Every record must be transcribed in its entirety, apart from the images, which are to be omitted.

(Recorded data)
---------------

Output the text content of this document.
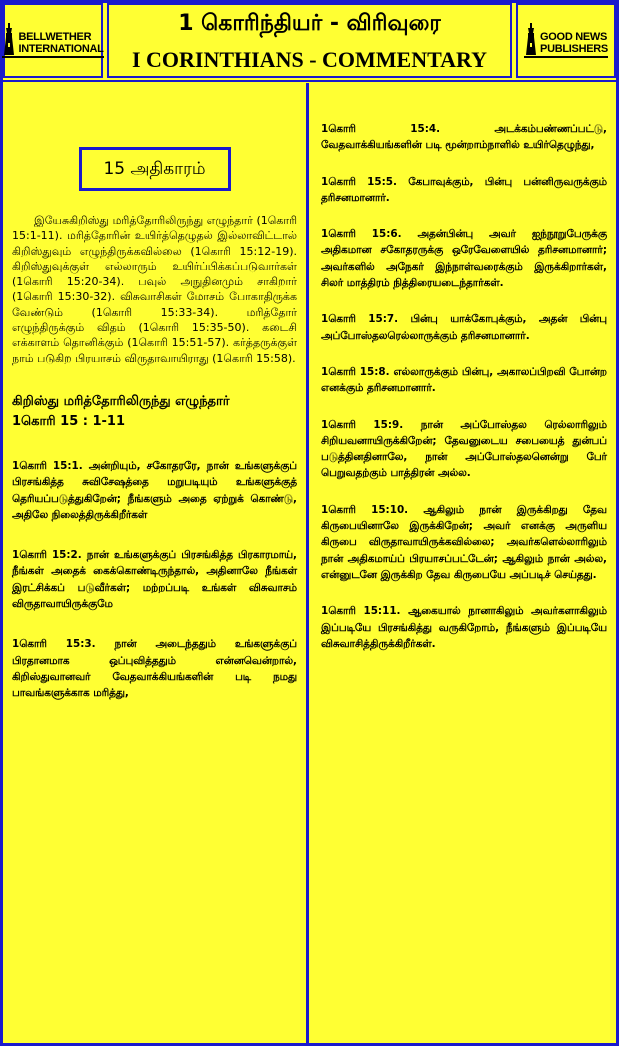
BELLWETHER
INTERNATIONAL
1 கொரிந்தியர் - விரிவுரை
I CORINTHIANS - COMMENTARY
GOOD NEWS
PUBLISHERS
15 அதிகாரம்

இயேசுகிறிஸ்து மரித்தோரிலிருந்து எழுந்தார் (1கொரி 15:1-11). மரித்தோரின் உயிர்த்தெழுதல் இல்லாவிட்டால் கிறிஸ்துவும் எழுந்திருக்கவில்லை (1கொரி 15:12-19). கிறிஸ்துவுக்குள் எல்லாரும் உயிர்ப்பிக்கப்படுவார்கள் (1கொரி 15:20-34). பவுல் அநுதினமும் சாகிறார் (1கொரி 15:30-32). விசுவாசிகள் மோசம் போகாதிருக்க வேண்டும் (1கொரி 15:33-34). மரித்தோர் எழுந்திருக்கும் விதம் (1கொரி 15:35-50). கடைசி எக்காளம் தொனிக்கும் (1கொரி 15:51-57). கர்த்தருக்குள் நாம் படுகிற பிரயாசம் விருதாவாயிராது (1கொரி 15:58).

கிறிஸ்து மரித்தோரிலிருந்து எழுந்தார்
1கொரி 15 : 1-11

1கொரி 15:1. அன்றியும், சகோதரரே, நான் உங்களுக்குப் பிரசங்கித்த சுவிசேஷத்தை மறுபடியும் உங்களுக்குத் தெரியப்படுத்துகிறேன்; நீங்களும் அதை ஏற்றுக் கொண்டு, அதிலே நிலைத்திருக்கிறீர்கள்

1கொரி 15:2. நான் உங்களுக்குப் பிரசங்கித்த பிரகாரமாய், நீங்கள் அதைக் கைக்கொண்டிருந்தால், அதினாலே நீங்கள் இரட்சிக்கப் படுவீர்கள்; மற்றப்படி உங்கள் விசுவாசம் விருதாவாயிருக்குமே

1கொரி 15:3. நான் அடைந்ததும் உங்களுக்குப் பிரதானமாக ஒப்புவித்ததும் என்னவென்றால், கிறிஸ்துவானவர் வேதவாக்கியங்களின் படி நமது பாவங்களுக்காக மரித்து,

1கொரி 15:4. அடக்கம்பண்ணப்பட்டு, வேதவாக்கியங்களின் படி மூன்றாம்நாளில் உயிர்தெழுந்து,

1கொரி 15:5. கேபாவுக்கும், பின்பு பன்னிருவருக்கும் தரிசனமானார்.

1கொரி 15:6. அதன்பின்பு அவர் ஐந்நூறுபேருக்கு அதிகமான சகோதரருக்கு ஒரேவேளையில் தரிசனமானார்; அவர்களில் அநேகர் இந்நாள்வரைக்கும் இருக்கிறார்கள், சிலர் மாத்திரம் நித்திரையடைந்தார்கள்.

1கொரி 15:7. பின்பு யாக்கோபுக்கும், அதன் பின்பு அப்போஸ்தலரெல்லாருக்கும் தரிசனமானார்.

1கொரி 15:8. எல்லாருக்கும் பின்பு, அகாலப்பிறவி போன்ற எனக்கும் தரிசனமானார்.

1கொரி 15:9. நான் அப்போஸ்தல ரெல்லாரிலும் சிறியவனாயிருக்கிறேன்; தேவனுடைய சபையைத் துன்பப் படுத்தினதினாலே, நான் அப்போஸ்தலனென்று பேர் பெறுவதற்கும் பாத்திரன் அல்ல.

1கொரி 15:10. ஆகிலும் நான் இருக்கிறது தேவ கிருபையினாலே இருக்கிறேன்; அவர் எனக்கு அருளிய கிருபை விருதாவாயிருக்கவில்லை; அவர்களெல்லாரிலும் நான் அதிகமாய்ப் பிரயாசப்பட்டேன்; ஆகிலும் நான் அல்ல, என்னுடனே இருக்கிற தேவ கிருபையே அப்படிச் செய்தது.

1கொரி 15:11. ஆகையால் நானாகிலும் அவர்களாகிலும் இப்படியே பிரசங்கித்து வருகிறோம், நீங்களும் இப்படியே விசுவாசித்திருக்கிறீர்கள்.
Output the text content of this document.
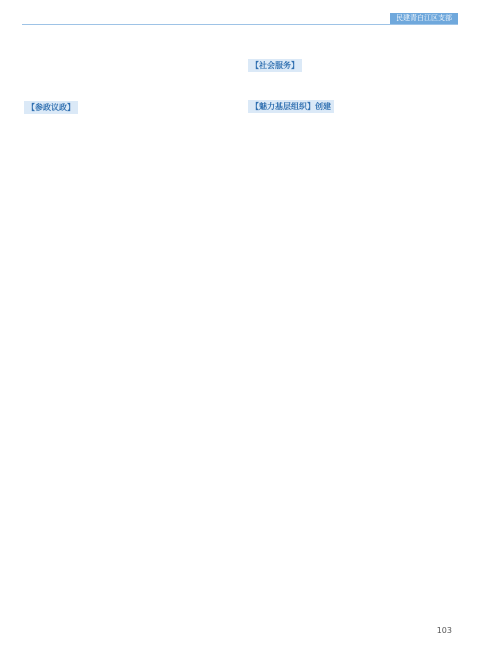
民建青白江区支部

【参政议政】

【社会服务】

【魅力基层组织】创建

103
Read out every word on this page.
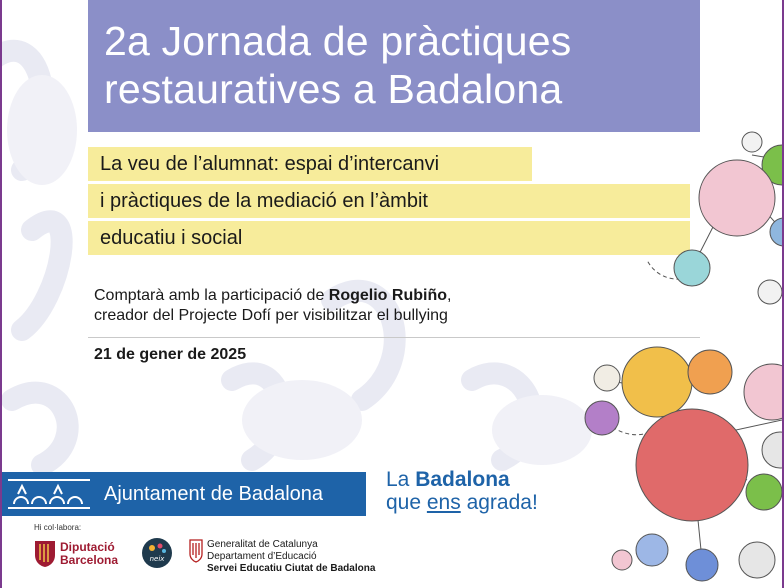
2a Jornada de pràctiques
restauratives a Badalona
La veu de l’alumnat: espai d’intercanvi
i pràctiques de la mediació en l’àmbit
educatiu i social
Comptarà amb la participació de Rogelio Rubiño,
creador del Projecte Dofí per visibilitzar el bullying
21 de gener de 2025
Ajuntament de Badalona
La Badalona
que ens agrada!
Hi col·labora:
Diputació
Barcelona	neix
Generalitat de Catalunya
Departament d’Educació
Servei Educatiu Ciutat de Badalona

---------------

**Expected answer:**
Output the text content of this document.
BELLWETHER
INTERNATIONAL
1 கொரிந்தியர் - விரிவுரை
I CORINTHIANS - COMMENTARY
GOOD NEWS
PUBLISHERS
15 அதிகாரம்

இயேசுகிறிஸ்து மரித்தோரிலிருந்து எழுந்தார் (1கொரி 15:1-11). மரித்தோரின் உயிர்த்தெழுதல் இல்லாவிட்டால் கிறிஸ்துவும் எழுந்திருக்கவில்லை (1கொரி 15:12-19). கிறிஸ்துவுக்குள் எல்லாரும் உயிர்ப்பிக்கப்படுவார்கள் (1கொரி 15:20-34). பவுல் அநுதினமும் சாகிறார் (1கொரி 15:30-32). விசுவாசிகள் மோசம் போகாதிருக்க வேண்டும் (1கொரி 15:33-34). மரித்தோர் எழுந்திருக்கும் விதம் (1கொரி 15:35-50). கடைசி எக்காளம் தொனிக்கும் (1கொரி 15:51-57). கர்த்தருக்குள் நாம் படுகிற பிரயாசம் விருதாவாயிராது (1கொரி 15:58).

கிறிஸ்து மரித்தோரிலிருந்து எழுந்தார்
1கொரி 15 : 1-11

1கொரி 15:1. அன்றியும், சகோதரரே, நான் உங்களுக்குப் பிரசங்கித்த சுவிசேஷத்தை மறுபடியும் உங்களுக்குத் தெரியப்படுத்துகிறேன்; நீங்களும் அதை ஏற்றுக் கொண்டு, அதிலே நிலைத்திருக்கிறீர்கள்

1கொரி 15:2. நான் உங்களுக்குப் பிரசங்கித்த பிரகாரமாய், நீங்கள் அதைக் கைக்கொண்டிருந்தால், அதினாலே நீங்கள் இரட்சிக்கப் படுவீர்கள்; மற்றப்படி உங்கள் விசுவாசம் விருதாவாயிருக்குமே

1கொரி 15:3. நான் அடைந்ததும் உங்களுக்குப் பிரதானமாக ஒப்புவித்ததும் என்னவென்றால், கிறிஸ்துவானவர் வேதவாக்கியங்களின் படி நமது பாவங்களுக்காக மரித்து,

1கொரி 15:4. அடக்கம்பண்ணப்பட்டு, வேதவாக்கியங்களின் படி மூன்றாம்நாளில் உயிர்தெழுந்து,

1கொரி 15:5. கேபாவுக்கும், பின்பு பன்னிருவருக்கும் தரிசனமானார்.

1கொரி 15:6. அதன்பின்பு அவர் ஐந்நூறுபேருக்கு அதிகமான சகோதரருக்கு ஒரேவேளையில் தரிசனமானார்; அவர்களில் அநேகர் இந்நாள்வரைக்கும் இருக்கிறார்கள், சிலர் மாத்திரம் நித்திரையடைந்தார்கள்.

1கொரி 15:7. பின்பு யாக்கோபுக்கும், அதன் பின்பு அப்போஸ்தலரெல்லாருக்கும் தரிசனமானார்.

1கொரி 15:8. எல்லாருக்கும் பின்பு, அகாலப்பிறவி போன்ற எனக்கும் தரிசனமானார்.

1கொரி 15:9. நான் அப்போஸ்தல ரெல்லாரிலும் சிறியவனாயிருக்கிறேன்; தேவனுடைய சபையைத் துன்பப் படுத்தினதினாலே, நான் அப்போஸ்தலனென்று பேர் பெறுவதற்கும் பாத்திரன் அல்ல.

1கொரி 15:10. ஆகிலும் நான் இருக்கிறது தேவ கிருபையினாலே இருக்கிறேன்; அவர் எனக்கு அருளிய கிருபை விருதாவாயிருக்கவில்லை; அவர்களெல்லாரிலும் நான் அதிகமாய்ப் பிரயாசப்பட்டேன்; ஆகிலும் நான் அல்ல, என்னுடனே இருக்கிற தேவ கிருபையே அப்படிச் செய்தது.

1கொரி 15:11. ஆகையால் நானாகிலும் அவர்களாகிலும் இப்படியே பிரசங்கித்து வருகிறோம், நீங்களும் இப்படியே விசுவாசித்திருக்கிறீர்கள்.
Output the text content of this document.
民建青白江区支部

【参政议政】

【社会服务】

【魅力基层组织】创建

103
Read out every word on this page.
2a Jornada de pràctiques
restauratives a Badalona
La veu de l’alumnat: espai d’intercanvi
i pràctiques de la mediació en l’àmbit
educatiu i social
Comptarà amb la participació de Rogelio Rubiño,
creador del Projecte Dofí per visibilitzar el bullying
21 de gener de 2025
Ajuntament de Badalona
La Badalona
que ens agrada!
Hi col·labora:
Diputació
Barcelona	neix
Generalitat de Catalunya
Departament d’Educació
Servei Educatiu Ciutat de Badalona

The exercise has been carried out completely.